AIM OF THE TASK | Transcribe the entries exactly; images are not part of the copy.

* Begin PROVIDED INFORMATION *

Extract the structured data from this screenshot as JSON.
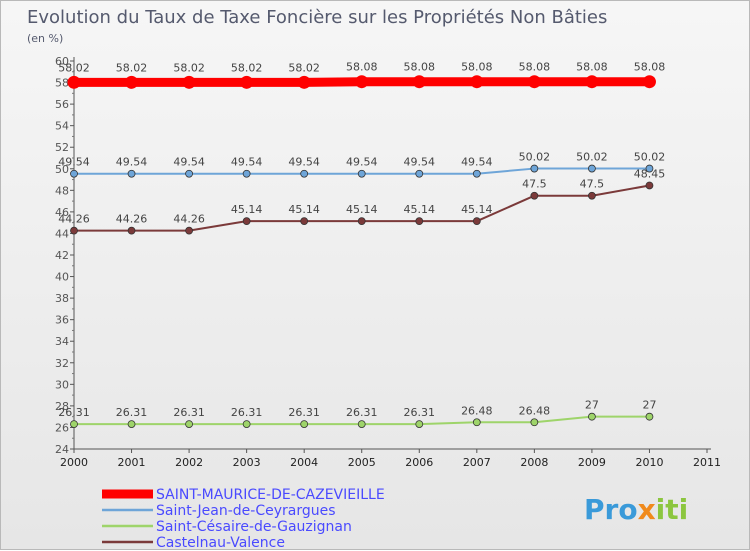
{
  "chart_data": {
    "type": "line",
    "title": "Evolution du Taux de Taxe Foncière sur les Propriétés Non Bâties",
    "subtitle": "(en %)",
    "x": [
      2000,
      2001,
      2002,
      2003,
      2004,
      2005,
      2006,
      2007,
      2008,
      2009,
      2010,
      2011
    ],
    "x_labels": [
      "2000",
      "2001",
      "2002",
      "2003",
      "2004",
      "2005",
      "2006",
      "2007",
      "2008",
      "2009",
      "2010",
      "2011"
    ],
    "ylim": [
      24,
      60
    ],
    "yticks": [
      "24",
      "26",
      "28",
      "30",
      "32",
      "34",
      "36",
      "38",
      "40",
      "42",
      "44",
      "46",
      "48",
      "50",
      "52",
      "54",
      "56",
      "58",
      "60"
    ],
    "grid": false,
    "series": [
      {
        "name": "SAINT-MAURICE-DE-CAZEVIEILLE",
        "color": "#ff0000",
        "x": [
          2000,
          2001,
          2002,
          2003,
          2004,
          2005,
          2006,
          2007,
          2008,
          2009,
          2010
        ],
        "values": [
          58.02,
          58.02,
          58.02,
          58.02,
          58.02,
          58.08,
          58.08,
          58.08,
          58.08,
          58.08,
          58.08
        ],
        "labels": [
          "58.02",
          "58.02",
          "58.02",
          "58.02",
          "58.02",
          "58.08",
          "58.08",
          "58.08",
          "58.08",
          "58.08",
          "58.08"
        ]
      },
      {
        "name": "Saint-Jean-de-Ceyrargues",
        "color": "#6ea5d8",
        "x": [
          2000,
          2001,
          2002,
          2003,
          2004,
          2005,
          2006,
          2007,
          2008,
          2009,
          2010
        ],
        "values": [
          49.54,
          49.54,
          49.54,
          49.54,
          49.54,
          49.54,
          49.54,
          49.54,
          50.02,
          50.02,
          50.02
        ],
        "labels": [
          "49.54",
          "49.54",
          "49.54",
          "49.54",
          "49.54",
          "49.54",
          "49.54",
          "49.54",
          "50.02",
          "50.02",
          "50.02"
        ]
      },
      {
        "name": "Saint-Césaire-de-Gauzignan",
        "color": "#9ed46a",
        "x": [
          2000,
          2001,
          2002,
          2003,
          2004,
          2005,
          2006,
          2007,
          2008,
          2009,
          2010
        ],
        "values": [
          26.31,
          26.31,
          26.31,
          26.31,
          26.31,
          26.31,
          26.31,
          26.48,
          26.48,
          27,
          27
        ],
        "labels": [
          "26.31",
          "26.31",
          "26.31",
          "26.31",
          "26.31",
          "26.31",
          "26.31",
          "26.48",
          "26.48",
          "27",
          "27"
        ]
      },
      {
        "name": "Castelnau-Valence",
        "color": "#7b3a3a",
        "x": [
          2000,
          2001,
          2002,
          2003,
          2004,
          2005,
          2006,
          2007,
          2008,
          2009,
          2010
        ],
        "values": [
          44.26,
          44.26,
          44.26,
          45.14,
          45.14,
          45.14,
          45.14,
          45.14,
          47.5,
          47.5,
          48.45
        ],
        "labels": [
          "44.26",
          "44.26",
          "44.26",
          "45.14",
          "45.14",
          "45.14",
          "45.14",
          "45.14",
          "47.5",
          "47.5",
          "48.45"
        ]
      }
    ],
    "legend": "bottom-left"
  },
  "logo": {
    "parts": [
      "Pro",
      "x",
      "iti"
    ],
    "colors": [
      "#3a9ad9",
      "#f08a1c",
      "#8cc63f"
    ]
  }
}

* End PROVIDED INFORMATION *

RESULT |
Extract the structured data from this screenshot as JSON.
{
  "chart_data": {
    "type": "line",
    "title": "Evolution du Taux de Taxe Foncière sur les Propriétés Non Bâties",
    "subtitle": "(en %)",
    "x": [
      2000,
      2001,
      2002,
      2003,
      2004,
      2005,
      2006,
      2007,
      2008,
      2009,
      2010,
      2011
    ],
    "x_labels": [
      "2000",
      "2001",
      "2002",
      "2003",
      "2004",
      "2005",
      "2006",
      "2007",
      "2008",
      "2009",
      "2010",
      "2011"
    ],
    "ylim": [
      24,
      60
    ],
    "yticks": [
      "24",
      "26",
      "28",
      "30",
      "32",
      "34",
      "36",
      "38",
      "40",
      "42",
      "44",
      "46",
      "48",
      "50",
      "52",
      "54",
      "56",
      "58",
      "60"
    ],
    "grid": false,
    "series": [
      {
        "name": "SAINT-MAURICE-DE-CAZEVIEILLE",
        "color": "#ff0000",
        "x": [
          2000,
          2001,
          2002,
          2003,
          2004,
          2005,
          2006,
          2007,
          2008,
          2009,
          2010
        ],
        "values": [
          58.02,
          58.02,
          58.02,
          58.02,
          58.02,
          58.08,
          58.08,
          58.08,
          58.08,
          58.08,
          58.08
        ],
        "labels": [
          "58.02",
          "58.02",
          "58.02",
          "58.02",
          "58.02",
          "58.08",
          "58.08",
          "58.08",
          "58.08",
          "58.08",
          "58.08"
        ]
      },
      {
        "name": "Saint-Jean-de-Ceyrargues",
        "color": "#6ea5d8",
        "x": [
          2000,
          2001,
          2002,
          2003,
          2004,
          2005,
          2006,
          2007,
          2008,
          2009,
          2010
        ],
        "values": [
          49.54,
          49.54,
          49.54,
          49.54,
          49.54,
          49.54,
          49.54,
          49.54,
          50.02,
          50.02,
          50.02
        ],
        "labels": [
          "49.54",
          "49.54",
          "49.54",
          "49.54",
          "49.54",
          "49.54",
          "49.54",
          "49.54",
          "50.02",
          "50.02",
          "50.02"
        ]
      },
      {
        "name": "Saint-Césaire-de-Gauzignan",
        "color": "#9ed46a",
        "x": [
          2000,
          2001,
          2002,
          2003,
          2004,
          2005,
          2006,
          2007,
          2008,
          2009,
          2010
        ],
        "values": [
          26.31,
          26.31,
          26.31,
          26.31,
          26.31,
          26.31,
          26.31,
          26.48,
          26.48,
          27,
          27
        ],
        "labels": [
          "26.31",
          "26.31",
          "26.31",
          "26.31",
          "26.31",
          "26.31",
          "26.31",
          "26.48",
          "26.48",
          "27",
          "27"
        ]
      },
      {
        "name": "Castelnau-Valence",
        "color": "#7b3a3a",
        "x": [
          2000,
          2001,
          2002,
          2003,
          2004,
          2005,
          2006,
          2007,
          2008,
          2009,
          2010
        ],
        "values": [
          44.26,
          44.26,
          44.26,
          45.14,
          45.14,
          45.14,
          45.14,
          45.14,
          47.5,
          47.5,
          48.45
        ],
        "labels": [
          "44.26",
          "44.26",
          "44.26",
          "45.14",
          "45.14",
          "45.14",
          "45.14",
          "45.14",
          "47.5",
          "47.5",
          "48.45"
        ]
      }
    ],
    "legend": "bottom-left"
  },
  "logo": {
    "parts": [
      "Pro",
      "x",
      "iti"
    ],
    "colors": [
      "#3a9ad9",
      "#f08a1c",
      "#8cc63f"
    ]
  }
}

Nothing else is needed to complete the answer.